Written task
Identify every line containing the word "Schuhm" and reproduce each one.
□ □ □ □ □
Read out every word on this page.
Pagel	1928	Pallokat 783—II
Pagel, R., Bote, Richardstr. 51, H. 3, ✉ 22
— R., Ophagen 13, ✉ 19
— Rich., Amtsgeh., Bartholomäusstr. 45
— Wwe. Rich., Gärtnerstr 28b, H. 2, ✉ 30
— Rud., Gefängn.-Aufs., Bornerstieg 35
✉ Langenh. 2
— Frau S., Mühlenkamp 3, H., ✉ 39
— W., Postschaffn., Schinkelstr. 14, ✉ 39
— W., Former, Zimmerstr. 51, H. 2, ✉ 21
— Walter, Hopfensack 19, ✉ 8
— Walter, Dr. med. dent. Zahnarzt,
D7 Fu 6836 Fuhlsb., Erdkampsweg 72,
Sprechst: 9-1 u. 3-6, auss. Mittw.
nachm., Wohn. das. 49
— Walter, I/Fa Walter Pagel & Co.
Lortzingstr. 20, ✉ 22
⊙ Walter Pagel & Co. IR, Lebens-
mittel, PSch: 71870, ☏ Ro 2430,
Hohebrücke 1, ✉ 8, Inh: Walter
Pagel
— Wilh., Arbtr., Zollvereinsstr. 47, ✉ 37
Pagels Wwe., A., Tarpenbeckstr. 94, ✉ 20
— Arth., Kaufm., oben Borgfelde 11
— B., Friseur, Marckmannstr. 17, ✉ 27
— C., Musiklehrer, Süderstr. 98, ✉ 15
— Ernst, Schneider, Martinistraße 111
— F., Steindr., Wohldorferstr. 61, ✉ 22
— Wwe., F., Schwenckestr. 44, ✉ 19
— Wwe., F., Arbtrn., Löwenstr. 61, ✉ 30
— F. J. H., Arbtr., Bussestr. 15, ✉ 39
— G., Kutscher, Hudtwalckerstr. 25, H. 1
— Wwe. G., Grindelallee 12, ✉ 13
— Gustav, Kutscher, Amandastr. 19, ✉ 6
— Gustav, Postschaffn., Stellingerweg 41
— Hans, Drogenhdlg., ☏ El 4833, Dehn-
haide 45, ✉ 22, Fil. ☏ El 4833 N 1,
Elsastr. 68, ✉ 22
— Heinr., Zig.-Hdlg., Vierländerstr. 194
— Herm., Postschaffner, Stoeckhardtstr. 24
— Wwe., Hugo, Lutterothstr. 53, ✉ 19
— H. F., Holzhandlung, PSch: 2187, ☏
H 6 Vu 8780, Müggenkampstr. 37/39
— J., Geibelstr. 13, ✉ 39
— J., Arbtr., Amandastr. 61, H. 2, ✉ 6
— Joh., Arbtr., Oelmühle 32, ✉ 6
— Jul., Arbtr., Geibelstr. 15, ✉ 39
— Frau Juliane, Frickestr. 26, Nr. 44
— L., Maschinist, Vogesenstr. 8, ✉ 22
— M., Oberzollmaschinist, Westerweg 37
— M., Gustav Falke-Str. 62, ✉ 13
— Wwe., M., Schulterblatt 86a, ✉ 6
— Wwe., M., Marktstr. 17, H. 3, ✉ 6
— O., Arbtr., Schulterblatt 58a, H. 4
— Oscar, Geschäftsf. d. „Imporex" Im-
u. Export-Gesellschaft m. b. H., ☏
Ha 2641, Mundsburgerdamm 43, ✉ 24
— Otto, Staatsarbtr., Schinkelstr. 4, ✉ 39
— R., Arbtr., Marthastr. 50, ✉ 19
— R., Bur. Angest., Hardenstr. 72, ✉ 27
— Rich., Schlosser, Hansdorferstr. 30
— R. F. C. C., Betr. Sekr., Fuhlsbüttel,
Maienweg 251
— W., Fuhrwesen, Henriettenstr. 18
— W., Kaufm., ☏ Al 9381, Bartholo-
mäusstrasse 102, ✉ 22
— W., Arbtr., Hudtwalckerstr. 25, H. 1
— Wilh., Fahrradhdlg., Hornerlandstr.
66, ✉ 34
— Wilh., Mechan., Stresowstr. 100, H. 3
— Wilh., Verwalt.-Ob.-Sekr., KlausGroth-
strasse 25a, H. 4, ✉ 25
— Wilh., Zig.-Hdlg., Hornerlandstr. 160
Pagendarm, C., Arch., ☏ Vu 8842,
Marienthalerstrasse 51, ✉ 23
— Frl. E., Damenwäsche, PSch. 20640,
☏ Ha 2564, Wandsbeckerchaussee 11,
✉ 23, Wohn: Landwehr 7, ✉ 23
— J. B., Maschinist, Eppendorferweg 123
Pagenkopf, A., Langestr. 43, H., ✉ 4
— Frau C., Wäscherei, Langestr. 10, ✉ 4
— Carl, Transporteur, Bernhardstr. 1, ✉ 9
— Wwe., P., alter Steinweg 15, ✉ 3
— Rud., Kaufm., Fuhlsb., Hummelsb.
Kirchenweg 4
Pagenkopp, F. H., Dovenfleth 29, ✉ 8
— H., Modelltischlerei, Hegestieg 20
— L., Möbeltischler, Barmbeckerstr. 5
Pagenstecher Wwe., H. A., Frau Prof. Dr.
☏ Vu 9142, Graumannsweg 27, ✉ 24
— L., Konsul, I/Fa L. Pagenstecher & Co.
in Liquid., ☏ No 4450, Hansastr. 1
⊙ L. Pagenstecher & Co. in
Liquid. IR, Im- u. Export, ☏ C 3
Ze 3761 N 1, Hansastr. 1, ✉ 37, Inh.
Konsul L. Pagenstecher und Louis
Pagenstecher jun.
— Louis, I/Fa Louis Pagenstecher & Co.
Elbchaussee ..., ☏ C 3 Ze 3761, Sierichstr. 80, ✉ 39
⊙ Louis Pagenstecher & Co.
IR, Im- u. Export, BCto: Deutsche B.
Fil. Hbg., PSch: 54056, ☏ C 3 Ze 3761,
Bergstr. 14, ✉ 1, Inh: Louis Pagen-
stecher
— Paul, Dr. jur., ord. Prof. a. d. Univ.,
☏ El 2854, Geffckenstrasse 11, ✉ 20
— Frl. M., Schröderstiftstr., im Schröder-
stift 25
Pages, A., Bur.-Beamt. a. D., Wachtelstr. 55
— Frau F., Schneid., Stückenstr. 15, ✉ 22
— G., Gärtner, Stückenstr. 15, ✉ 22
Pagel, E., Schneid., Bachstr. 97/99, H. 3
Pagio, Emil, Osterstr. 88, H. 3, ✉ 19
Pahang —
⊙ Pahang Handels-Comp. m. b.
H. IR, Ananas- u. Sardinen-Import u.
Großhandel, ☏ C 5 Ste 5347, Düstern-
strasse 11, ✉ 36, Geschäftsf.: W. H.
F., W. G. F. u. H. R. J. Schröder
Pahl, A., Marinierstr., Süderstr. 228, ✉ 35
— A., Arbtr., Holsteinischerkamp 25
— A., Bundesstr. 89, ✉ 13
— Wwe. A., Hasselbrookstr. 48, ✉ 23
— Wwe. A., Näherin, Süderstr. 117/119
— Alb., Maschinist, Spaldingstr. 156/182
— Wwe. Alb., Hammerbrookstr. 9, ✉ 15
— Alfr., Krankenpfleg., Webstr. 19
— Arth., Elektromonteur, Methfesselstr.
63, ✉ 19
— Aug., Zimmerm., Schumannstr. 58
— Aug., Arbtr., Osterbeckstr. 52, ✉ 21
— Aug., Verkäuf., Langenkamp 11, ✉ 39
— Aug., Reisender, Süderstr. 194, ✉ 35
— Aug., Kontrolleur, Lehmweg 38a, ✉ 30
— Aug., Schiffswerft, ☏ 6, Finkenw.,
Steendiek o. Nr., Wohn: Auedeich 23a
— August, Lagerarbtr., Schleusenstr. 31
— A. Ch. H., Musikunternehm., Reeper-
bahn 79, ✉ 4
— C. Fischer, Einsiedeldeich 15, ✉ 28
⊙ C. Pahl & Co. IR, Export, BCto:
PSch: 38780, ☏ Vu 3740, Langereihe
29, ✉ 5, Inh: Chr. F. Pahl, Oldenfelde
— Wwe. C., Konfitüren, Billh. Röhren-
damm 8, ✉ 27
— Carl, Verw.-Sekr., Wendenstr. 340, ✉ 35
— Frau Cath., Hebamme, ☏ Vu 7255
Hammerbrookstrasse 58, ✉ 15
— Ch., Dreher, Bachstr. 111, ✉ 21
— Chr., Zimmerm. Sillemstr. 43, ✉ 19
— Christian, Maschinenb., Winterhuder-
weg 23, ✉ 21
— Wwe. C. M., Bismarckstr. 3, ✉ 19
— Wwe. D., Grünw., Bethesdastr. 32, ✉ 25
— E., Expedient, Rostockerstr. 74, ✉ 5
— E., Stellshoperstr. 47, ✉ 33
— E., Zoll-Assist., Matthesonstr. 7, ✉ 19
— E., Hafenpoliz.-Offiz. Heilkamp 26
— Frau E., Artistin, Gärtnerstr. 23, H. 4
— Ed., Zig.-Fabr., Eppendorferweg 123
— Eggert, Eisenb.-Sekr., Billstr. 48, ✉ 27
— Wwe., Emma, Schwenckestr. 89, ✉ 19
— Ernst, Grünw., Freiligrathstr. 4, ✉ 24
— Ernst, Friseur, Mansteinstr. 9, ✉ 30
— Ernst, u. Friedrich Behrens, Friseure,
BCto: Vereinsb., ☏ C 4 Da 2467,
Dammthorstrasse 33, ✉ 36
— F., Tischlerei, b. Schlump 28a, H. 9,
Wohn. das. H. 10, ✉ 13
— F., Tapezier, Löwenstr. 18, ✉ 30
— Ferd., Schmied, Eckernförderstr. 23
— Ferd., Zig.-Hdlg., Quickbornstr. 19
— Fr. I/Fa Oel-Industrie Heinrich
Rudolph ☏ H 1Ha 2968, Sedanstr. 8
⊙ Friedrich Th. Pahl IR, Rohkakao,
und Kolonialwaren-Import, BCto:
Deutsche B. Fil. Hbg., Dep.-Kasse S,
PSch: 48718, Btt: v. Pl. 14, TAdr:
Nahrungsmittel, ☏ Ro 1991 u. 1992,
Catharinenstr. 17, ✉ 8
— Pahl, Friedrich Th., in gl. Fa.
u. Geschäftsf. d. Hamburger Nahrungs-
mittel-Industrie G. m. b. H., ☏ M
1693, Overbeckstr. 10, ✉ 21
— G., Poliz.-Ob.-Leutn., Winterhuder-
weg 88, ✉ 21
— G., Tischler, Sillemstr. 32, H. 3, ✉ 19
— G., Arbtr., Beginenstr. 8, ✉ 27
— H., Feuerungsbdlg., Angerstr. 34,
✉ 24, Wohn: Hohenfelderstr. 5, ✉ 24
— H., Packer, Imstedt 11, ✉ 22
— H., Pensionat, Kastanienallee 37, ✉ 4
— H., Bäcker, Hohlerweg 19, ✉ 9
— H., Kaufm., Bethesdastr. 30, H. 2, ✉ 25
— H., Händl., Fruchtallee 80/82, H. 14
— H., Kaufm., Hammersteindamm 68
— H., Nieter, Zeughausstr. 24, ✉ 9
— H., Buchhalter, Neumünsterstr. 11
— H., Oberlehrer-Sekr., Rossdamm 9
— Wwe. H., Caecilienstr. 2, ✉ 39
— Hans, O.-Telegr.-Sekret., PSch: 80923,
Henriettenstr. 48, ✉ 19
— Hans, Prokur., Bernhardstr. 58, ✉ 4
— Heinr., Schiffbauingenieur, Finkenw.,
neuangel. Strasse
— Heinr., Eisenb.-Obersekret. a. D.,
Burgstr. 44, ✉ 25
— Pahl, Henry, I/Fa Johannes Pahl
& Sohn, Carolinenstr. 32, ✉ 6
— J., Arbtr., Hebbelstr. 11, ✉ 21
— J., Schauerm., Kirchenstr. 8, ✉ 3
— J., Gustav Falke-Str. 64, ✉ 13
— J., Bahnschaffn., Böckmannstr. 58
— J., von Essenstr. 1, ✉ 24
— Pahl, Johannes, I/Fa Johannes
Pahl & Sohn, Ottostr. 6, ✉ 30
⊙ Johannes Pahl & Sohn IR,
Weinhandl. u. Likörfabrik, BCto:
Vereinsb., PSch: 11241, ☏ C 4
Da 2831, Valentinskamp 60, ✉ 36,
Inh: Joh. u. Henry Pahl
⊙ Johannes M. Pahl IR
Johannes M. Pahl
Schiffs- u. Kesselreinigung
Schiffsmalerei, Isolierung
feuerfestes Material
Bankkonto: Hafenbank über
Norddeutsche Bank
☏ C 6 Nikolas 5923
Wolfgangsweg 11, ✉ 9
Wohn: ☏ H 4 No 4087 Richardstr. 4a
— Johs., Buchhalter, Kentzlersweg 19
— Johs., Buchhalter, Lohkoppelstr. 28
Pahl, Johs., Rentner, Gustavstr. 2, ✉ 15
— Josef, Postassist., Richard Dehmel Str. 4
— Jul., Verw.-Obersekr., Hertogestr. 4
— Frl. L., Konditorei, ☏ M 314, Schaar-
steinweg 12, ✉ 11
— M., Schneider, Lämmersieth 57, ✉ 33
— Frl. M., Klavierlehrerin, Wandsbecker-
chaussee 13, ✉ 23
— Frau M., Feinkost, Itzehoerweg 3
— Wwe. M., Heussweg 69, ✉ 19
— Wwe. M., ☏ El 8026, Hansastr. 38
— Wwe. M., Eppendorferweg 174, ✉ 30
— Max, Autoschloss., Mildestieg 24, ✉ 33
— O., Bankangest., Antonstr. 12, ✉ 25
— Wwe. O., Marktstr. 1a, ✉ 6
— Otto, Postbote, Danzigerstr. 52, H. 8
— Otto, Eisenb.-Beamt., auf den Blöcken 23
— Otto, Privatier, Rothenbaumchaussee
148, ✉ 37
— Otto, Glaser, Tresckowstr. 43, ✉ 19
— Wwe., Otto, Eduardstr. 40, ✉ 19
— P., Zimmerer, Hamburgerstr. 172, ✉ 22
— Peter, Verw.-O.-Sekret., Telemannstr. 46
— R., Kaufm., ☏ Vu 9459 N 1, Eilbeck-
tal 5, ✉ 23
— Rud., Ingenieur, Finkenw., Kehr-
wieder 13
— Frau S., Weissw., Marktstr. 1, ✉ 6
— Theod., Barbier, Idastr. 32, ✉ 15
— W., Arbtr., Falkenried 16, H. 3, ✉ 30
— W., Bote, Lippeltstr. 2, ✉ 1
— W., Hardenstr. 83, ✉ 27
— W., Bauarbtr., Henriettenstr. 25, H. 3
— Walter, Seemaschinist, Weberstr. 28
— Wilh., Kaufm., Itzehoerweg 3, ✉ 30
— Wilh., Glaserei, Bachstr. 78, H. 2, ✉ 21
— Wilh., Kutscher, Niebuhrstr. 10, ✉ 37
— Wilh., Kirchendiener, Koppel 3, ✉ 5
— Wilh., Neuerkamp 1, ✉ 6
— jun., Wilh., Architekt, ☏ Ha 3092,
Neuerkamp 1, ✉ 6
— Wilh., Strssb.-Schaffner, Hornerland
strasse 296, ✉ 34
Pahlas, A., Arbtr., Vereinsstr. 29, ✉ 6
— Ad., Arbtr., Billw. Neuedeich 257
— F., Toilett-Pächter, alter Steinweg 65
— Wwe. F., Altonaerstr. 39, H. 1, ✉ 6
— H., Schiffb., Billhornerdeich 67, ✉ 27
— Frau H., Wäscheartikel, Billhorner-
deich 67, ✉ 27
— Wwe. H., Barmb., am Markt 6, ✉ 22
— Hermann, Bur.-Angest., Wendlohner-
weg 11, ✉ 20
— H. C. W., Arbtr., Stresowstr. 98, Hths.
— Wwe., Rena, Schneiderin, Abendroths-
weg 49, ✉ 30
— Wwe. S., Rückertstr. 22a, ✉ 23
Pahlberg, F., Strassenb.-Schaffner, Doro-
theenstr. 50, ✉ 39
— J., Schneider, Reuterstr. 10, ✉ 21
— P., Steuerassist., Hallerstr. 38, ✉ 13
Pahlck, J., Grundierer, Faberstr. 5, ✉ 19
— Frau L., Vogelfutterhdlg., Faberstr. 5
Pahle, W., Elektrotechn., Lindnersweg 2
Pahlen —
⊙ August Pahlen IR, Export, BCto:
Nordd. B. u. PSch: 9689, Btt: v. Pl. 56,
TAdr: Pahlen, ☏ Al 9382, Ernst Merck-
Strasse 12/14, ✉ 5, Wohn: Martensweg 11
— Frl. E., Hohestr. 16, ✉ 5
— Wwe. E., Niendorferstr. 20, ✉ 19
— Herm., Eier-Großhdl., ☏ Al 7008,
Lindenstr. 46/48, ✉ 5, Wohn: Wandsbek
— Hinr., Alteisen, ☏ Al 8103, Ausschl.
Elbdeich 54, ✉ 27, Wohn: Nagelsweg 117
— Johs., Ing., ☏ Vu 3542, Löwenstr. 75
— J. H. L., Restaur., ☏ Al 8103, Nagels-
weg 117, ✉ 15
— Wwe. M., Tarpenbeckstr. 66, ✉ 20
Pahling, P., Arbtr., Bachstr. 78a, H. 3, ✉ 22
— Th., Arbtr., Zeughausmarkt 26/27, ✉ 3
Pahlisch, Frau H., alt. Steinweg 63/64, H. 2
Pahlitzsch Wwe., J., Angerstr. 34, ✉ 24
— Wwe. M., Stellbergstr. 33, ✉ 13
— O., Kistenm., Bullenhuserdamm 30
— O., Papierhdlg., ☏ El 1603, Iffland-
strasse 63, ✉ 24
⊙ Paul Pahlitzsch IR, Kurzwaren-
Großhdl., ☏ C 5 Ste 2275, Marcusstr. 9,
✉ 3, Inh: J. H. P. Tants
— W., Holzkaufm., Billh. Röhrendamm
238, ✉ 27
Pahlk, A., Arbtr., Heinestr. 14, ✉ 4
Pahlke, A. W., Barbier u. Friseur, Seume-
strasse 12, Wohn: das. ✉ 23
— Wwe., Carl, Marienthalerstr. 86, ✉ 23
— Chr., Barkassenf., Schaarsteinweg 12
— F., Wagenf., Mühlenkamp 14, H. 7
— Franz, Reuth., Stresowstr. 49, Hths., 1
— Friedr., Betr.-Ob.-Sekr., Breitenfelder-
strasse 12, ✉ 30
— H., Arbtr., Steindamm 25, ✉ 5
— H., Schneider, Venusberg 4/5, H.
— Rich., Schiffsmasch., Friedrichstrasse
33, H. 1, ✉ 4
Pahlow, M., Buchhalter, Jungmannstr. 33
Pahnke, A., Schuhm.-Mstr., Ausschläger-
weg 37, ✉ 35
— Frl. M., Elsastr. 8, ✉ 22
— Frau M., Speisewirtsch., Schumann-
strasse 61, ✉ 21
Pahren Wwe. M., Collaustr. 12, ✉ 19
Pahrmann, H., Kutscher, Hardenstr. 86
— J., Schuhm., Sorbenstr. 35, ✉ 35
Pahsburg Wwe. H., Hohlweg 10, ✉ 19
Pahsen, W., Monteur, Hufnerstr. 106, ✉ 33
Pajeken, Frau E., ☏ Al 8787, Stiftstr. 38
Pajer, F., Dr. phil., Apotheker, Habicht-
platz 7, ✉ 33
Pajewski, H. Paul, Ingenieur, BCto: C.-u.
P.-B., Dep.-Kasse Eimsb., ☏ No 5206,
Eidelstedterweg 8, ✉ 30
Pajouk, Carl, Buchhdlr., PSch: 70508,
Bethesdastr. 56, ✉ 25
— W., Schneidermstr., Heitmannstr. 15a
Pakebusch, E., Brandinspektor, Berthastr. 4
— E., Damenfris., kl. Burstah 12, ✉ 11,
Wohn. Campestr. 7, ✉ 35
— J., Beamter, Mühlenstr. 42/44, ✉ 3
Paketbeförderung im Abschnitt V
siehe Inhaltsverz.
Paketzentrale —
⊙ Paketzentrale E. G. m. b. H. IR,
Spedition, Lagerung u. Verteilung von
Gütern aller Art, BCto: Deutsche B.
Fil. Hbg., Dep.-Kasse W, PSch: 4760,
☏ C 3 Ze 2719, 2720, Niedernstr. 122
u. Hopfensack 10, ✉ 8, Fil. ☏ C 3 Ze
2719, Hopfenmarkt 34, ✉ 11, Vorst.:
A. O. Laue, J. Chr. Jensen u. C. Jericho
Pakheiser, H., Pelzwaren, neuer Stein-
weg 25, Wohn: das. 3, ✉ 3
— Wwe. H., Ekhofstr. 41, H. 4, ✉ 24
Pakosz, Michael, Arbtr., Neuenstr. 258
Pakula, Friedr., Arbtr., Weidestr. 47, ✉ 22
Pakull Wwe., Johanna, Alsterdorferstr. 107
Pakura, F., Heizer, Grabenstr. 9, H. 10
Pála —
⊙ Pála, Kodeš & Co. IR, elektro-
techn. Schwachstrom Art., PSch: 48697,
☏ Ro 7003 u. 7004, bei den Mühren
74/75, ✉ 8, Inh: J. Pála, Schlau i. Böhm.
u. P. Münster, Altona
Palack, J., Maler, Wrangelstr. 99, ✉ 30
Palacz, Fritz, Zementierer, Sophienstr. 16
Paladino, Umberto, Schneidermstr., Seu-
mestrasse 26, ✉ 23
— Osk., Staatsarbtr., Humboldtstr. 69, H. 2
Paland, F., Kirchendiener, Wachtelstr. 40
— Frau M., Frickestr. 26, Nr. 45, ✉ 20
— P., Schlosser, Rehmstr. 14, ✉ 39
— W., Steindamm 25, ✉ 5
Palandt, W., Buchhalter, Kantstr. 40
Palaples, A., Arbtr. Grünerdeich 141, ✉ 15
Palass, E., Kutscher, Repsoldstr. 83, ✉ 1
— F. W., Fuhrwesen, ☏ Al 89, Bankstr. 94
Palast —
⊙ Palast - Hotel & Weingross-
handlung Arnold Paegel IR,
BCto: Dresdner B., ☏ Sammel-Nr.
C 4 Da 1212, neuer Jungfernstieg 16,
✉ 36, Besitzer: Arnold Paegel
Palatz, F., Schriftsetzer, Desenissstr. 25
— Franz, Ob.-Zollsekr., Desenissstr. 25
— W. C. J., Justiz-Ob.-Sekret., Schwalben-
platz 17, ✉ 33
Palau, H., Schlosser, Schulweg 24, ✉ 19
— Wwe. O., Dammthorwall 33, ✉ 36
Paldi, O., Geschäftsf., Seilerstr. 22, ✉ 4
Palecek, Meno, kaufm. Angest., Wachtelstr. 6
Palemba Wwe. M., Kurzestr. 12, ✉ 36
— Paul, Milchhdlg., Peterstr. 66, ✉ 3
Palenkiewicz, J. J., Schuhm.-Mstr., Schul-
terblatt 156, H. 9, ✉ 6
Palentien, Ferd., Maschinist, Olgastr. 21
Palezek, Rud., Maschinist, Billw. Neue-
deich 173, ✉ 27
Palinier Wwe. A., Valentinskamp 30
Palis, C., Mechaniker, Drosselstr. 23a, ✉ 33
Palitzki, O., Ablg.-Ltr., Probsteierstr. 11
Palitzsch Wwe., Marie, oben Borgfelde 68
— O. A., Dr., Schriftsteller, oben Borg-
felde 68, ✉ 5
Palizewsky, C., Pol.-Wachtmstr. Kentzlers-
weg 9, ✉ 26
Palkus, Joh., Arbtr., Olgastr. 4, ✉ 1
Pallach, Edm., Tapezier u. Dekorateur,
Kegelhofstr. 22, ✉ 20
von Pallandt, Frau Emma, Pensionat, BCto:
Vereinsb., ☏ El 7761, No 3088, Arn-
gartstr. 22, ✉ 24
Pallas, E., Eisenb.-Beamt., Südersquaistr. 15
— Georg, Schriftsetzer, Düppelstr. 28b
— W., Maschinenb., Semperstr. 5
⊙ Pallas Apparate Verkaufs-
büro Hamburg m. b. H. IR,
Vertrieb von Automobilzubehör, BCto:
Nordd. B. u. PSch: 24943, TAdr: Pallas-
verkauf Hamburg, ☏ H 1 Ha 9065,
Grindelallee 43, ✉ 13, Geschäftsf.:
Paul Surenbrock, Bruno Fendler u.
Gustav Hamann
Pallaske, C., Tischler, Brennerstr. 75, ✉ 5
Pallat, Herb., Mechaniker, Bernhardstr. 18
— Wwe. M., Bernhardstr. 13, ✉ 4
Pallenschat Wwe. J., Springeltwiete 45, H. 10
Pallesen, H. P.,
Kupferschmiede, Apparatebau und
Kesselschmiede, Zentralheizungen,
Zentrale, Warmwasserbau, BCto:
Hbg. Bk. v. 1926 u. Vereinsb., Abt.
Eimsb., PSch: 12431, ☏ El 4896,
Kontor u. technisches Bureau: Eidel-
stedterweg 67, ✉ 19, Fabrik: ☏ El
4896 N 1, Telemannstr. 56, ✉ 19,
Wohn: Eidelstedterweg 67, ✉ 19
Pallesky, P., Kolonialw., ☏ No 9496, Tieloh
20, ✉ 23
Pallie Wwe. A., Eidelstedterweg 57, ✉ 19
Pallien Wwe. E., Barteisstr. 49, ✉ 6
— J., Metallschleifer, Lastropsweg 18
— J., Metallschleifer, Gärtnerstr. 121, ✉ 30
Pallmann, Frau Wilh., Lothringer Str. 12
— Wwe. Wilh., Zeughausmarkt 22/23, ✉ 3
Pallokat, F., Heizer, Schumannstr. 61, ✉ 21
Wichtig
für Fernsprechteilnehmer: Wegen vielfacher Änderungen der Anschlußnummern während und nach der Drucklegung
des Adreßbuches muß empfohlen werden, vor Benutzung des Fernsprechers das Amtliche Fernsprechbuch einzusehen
□ □ □ □ □
Answer to the problem
Pahnke, A., Schuhm.-Mstr., Ausschläger-
— J., Schuhm., Sorbenstr. 35, ✉ 35
Palenkiewicz, J. J., Schuhm.-Mstr., Schul-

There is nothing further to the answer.